Entries from a dataset
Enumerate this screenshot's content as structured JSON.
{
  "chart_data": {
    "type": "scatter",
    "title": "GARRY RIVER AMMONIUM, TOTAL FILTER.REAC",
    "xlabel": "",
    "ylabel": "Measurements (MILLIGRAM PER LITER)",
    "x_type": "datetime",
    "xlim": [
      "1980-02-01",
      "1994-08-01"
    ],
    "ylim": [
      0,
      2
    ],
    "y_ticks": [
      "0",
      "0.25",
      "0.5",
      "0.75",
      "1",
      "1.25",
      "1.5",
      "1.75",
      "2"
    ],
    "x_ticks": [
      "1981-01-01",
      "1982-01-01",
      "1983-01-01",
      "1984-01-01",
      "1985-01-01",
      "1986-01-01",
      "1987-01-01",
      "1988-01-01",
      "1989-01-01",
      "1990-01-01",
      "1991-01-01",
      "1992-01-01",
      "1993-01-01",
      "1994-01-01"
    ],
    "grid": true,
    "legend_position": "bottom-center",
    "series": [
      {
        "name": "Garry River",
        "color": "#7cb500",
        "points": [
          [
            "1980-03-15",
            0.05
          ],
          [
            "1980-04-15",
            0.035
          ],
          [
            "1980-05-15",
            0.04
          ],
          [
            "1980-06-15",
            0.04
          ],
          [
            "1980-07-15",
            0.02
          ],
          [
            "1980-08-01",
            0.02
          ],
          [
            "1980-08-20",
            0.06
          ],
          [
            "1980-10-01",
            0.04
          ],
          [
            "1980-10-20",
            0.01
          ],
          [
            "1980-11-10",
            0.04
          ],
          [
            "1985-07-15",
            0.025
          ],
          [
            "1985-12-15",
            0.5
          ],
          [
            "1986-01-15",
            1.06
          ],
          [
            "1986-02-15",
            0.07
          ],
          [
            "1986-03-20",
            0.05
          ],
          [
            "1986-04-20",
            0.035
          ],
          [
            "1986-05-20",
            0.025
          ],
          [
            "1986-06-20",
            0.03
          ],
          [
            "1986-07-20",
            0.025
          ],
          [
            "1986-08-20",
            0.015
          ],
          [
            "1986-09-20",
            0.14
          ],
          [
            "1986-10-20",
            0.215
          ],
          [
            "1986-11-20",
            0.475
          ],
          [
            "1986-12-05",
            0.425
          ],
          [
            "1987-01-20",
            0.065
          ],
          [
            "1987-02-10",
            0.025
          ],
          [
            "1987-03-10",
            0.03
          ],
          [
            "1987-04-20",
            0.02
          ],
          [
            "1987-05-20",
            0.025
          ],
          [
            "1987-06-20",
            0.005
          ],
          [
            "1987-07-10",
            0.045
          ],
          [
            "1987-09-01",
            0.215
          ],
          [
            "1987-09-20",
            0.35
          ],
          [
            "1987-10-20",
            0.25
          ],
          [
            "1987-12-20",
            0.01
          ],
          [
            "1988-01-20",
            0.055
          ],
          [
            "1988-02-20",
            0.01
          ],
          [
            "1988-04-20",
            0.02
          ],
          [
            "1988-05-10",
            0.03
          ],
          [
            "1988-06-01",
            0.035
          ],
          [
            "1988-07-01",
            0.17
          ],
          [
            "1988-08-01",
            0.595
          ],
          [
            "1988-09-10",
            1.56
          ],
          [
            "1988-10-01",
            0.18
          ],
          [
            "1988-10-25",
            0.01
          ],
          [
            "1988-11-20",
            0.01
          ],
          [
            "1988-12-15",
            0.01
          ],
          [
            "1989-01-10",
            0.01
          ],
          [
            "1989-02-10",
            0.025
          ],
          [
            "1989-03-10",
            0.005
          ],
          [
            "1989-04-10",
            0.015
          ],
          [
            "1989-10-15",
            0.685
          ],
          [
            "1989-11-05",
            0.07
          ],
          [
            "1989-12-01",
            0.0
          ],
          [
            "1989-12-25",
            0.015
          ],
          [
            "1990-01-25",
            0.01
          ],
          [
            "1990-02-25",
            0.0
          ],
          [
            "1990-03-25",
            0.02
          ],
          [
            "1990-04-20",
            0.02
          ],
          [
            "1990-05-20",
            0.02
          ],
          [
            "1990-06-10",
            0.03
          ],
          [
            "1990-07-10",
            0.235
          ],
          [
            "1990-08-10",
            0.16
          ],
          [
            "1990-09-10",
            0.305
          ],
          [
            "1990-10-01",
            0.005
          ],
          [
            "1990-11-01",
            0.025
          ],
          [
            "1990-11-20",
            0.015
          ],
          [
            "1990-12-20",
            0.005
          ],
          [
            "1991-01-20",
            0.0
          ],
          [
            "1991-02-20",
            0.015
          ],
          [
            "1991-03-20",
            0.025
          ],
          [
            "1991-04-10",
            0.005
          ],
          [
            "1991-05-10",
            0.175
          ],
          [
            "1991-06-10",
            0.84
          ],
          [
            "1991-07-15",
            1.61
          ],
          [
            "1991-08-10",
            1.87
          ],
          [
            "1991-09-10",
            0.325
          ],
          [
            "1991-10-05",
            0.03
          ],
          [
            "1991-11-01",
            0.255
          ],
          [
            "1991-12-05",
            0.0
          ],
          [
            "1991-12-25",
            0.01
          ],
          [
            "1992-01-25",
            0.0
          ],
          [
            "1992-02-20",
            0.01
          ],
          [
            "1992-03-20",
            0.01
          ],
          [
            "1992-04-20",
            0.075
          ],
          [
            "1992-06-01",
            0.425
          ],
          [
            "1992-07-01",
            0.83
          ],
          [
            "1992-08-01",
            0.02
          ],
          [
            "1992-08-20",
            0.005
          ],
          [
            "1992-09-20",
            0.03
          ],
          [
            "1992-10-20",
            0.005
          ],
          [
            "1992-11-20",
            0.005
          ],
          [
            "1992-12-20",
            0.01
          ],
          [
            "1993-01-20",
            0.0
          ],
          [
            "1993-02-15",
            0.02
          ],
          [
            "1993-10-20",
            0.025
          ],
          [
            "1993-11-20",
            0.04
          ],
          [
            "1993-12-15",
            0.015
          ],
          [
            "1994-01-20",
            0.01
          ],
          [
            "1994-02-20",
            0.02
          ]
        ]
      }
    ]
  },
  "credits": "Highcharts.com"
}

**Set problem:**
Return the lines above exactly, keeping every word.

**Output:**
Enumerate this screenshot's content as structured JSON.
{
  "chart_data": {
    "type": "scatter",
    "title": "GARRY RIVER AMMONIUM, TOTAL FILTER.REAC",
    "xlabel": "",
    "ylabel": "Measurements (MILLIGRAM PER LITER)",
    "x_type": "datetime",
    "xlim": [
      "1980-02-01",
      "1994-08-01"
    ],
    "ylim": [
      0,
      2
    ],
    "y_ticks": [
      "0",
      "0.25",
      "0.5",
      "0.75",
      "1",
      "1.25",
      "1.5",
      "1.75",
      "2"
    ],
    "x_ticks": [
      "1981-01-01",
      "1982-01-01",
      "1983-01-01",
      "1984-01-01",
      "1985-01-01",
      "1986-01-01",
      "1987-01-01",
      "1988-01-01",
      "1989-01-01",
      "1990-01-01",
      "1991-01-01",
      "1992-01-01",
      "1993-01-01",
      "1994-01-01"
    ],
    "grid": true,
    "legend_position": "bottom-center",
    "series": [
      {
        "name": "Garry River",
        "color": "#7cb500",
        "points": [
          [
            "1980-03-15",
            0.05
          ],
          [
            "1980-04-15",
            0.035
          ],
          [
            "1980-05-15",
            0.04
          ],
          [
            "1980-06-15",
            0.04
          ],
          [
            "1980-07-15",
            0.02
          ],
          [
            "1980-08-01",
            0.02
          ],
          [
            "1980-08-20",
            0.06
          ],
          [
            "1980-10-01",
            0.04
          ],
          [
            "1980-10-20",
            0.01
          ],
          [
            "1980-11-10",
            0.04
          ],
          [
            "1985-07-15",
            0.025
          ],
          [
            "1985-12-15",
            0.5
          ],
          [
            "1986-01-15",
            1.06
          ],
          [
            "1986-02-15",
            0.07
          ],
          [
            "1986-03-20",
            0.05
          ],
          [
            "1986-04-20",
            0.035
          ],
          [
            "1986-05-20",
            0.025
          ],
          [
            "1986-06-20",
            0.03
          ],
          [
            "1986-07-20",
            0.025
          ],
          [
            "1986-08-20",
            0.015
          ],
          [
            "1986-09-20",
            0.14
          ],
          [
            "1986-10-20",
            0.215
          ],
          [
            "1986-11-20",
            0.475
          ],
          [
            "1986-12-05",
            0.425
          ],
          [
            "1987-01-20",
            0.065
          ],
          [
            "1987-02-10",
            0.025
          ],
          [
            "1987-03-10",
            0.03
          ],
          [
            "1987-04-20",
            0.02
          ],
          [
            "1987-05-20",
            0.025
          ],
          [
            "1987-06-20",
            0.005
          ],
          [
            "1987-07-10",
            0.045
          ],
          [
            "1987-09-01",
            0.215
          ],
          [
            "1987-09-20",
            0.35
          ],
          [
            "1987-10-20",
            0.25
          ],
          [
            "1987-12-20",
            0.01
          ],
          [
            "1988-01-20",
            0.055
          ],
          [
            "1988-02-20",
            0.01
          ],
          [
            "1988-04-20",
            0.02
          ],
          [
            "1988-05-10",
            0.03
          ],
          [
            "1988-06-01",
            0.035
          ],
          [
            "1988-07-01",
            0.17
          ],
          [
            "1988-08-01",
            0.595
          ],
          [
            "1988-09-10",
            1.56
          ],
          [
            "1988-10-01",
            0.18
          ],
          [
            "1988-10-25",
            0.01
          ],
          [
            "1988-11-20",
            0.01
          ],
          [
            "1988-12-15",
            0.01
          ],
          [
            "1989-01-10",
            0.01
          ],
          [
            "1989-02-10",
            0.025
          ],
          [
            "1989-03-10",
            0.005
          ],
          [
            "1989-04-10",
            0.015
          ],
          [
            "1989-10-15",
            0.685
          ],
          [
            "1989-11-05",
            0.07
          ],
          [
            "1989-12-01",
            0.0
          ],
          [
            "1989-12-25",
            0.015
          ],
          [
            "1990-01-25",
            0.01
          ],
          [
            "1990-02-25",
            0.0
          ],
          [
            "1990-03-25",
            0.02
          ],
          [
            "1990-04-20",
            0.02
          ],
          [
            "1990-05-20",
            0.02
          ],
          [
            "1990-06-10",
            0.03
          ],
          [
            "1990-07-10",
            0.235
          ],
          [
            "1990-08-10",
            0.16
          ],
          [
            "1990-09-10",
            0.305
          ],
          [
            "1990-10-01",
            0.005
          ],
          [
            "1990-11-01",
            0.025
          ],
          [
            "1990-11-20",
            0.015
          ],
          [
            "1990-12-20",
            0.005
          ],
          [
            "1991-01-20",
            0.0
          ],
          [
            "1991-02-20",
            0.015
          ],
          [
            "1991-03-20",
            0.025
          ],
          [
            "1991-04-10",
            0.005
          ],
          [
            "1991-05-10",
            0.175
          ],
          [
            "1991-06-10",
            0.84
          ],
          [
            "1991-07-15",
            1.61
          ],
          [
            "1991-08-10",
            1.87
          ],
          [
            "1991-09-10",
            0.325
          ],
          [
            "1991-10-05",
            0.03
          ],
          [
            "1991-11-01",
            0.255
          ],
          [
            "1991-12-05",
            0.0
          ],
          [
            "1991-12-25",
            0.01
          ],
          [
            "1992-01-25",
            0.0
          ],
          [
            "1992-02-20",
            0.01
          ],
          [
            "1992-03-20",
            0.01
          ],
          [
            "1992-04-20",
            0.075
          ],
          [
            "1992-06-01",
            0.425
          ],
          [
            "1992-07-01",
            0.83
          ],
          [
            "1992-08-01",
            0.02
          ],
          [
            "1992-08-20",
            0.005
          ],
          [
            "1992-09-20",
            0.03
          ],
          [
            "1992-10-20",
            0.005
          ],
          [
            "1992-11-20",
            0.005
          ],
          [
            "1992-12-20",
            0.01
          ],
          [
            "1993-01-20",
            0.0
          ],
          [
            "1993-02-15",
            0.02
          ],
          [
            "1993-10-20",
            0.025
          ],
          [
            "1993-11-20",
            0.04
          ],
          [
            "1993-12-15",
            0.015
          ],
          [
            "1994-01-20",
            0.01
          ],
          [
            "1994-02-20",
            0.02
          ]
        ]
      }
    ]
  },
  "credits": "Highcharts.com"
}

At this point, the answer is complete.